Extracted data entries:
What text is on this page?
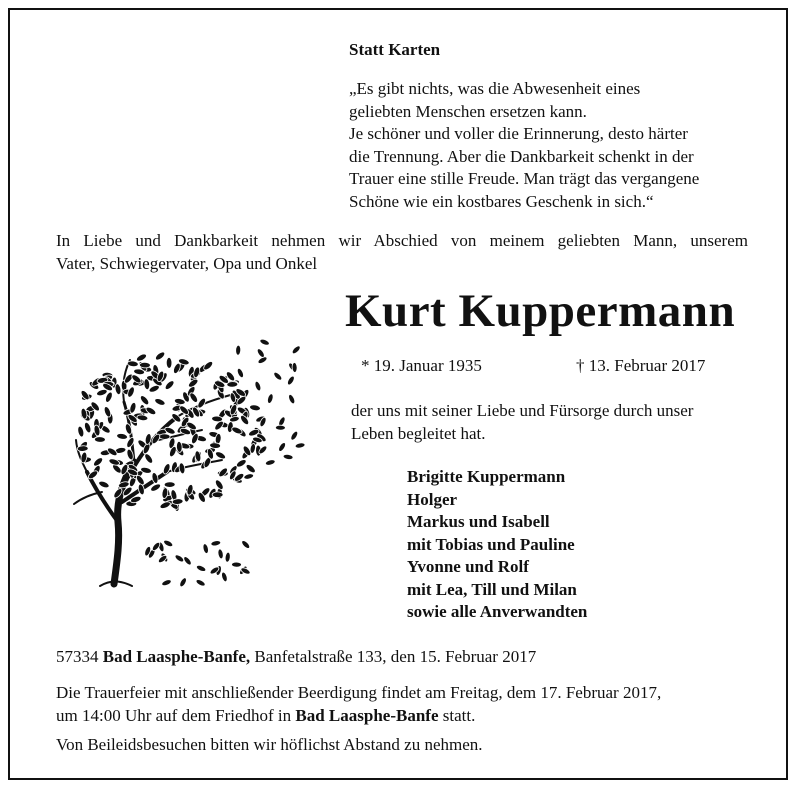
Statt Karten
„Es gibt nichts, was die Abwesenheit eines
geliebten Menschen ersetzen kann.
Je schöner und voller die Erinnerung, desto härter
die Trennung. Aber die Dankbarkeit schenkt in der
Trauer eine stille Freude. Man trägt das vergangene
Schöne wie ein kostbares Geschenk in sich.“
In Liebe und Dankbarkeit nehmen wir Abschied von meinem geliebten Mann, unserem
Vater, Schwiegervater, Opa und Onkel
Kurt Kuppermann
* 19. Januar 1935	† 13. Februar 2017
der uns mit seiner Liebe und Fürsorge durch unser
Leben begleitet hat.
Brigitte Kuppermann
Holger
Markus und Isabell
mit Tobias und Pauline
Yvonne und Rolf
mit Lea, Till und Milan
sowie alle Anverwandten
57334 Bad Laasphe-Banfe, Banfetalstraße 133, den 15. Februar 2017
Die Trauerfeier mit anschließender Beerdigung findet am Freitag, dem 17. Februar 2017,
um 14:00 Uhr auf dem Friedhof in Bad Laasphe-Banfe statt.
Von Beileidsbesuchen bitten wir höflichst Abstand zu nehmen.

(What needs to be done)
Extract all the data above exactly, excluding every picture.

(Finished answer)
What text is on this page?
Statt Karten
„Es gibt nichts, was die Abwesenheit eines
geliebten Menschen ersetzen kann.
Je schöner und voller die Erinnerung, desto härter
die Trennung. Aber die Dankbarkeit schenkt in der
Trauer eine stille Freude. Man trägt das vergangene
Schöne wie ein kostbares Geschenk in sich.“
In Liebe und Dankbarkeit nehmen wir Abschied von meinem geliebten Mann, unserem
Vater, Schwiegervater, Opa und Onkel
Kurt Kuppermann
* 19. Januar 1935	† 13. Februar 2017
der uns mit seiner Liebe und Fürsorge durch unser
Leben begleitet hat.
Brigitte Kuppermann
Holger
Markus und Isabell
mit Tobias und Pauline
Yvonne und Rolf
mit Lea, Till und Milan
sowie alle Anverwandten
57334 Bad Laasphe-Banfe, Banfetalstraße 133, den 15. Februar 2017
Die Trauerfeier mit anschließender Beerdigung findet am Freitag, dem 17. Februar 2017,
um 14:00 Uhr auf dem Friedhof in Bad Laasphe-Banfe statt.
Von Beileidsbesuchen bitten wir höflichst Abstand zu nehmen.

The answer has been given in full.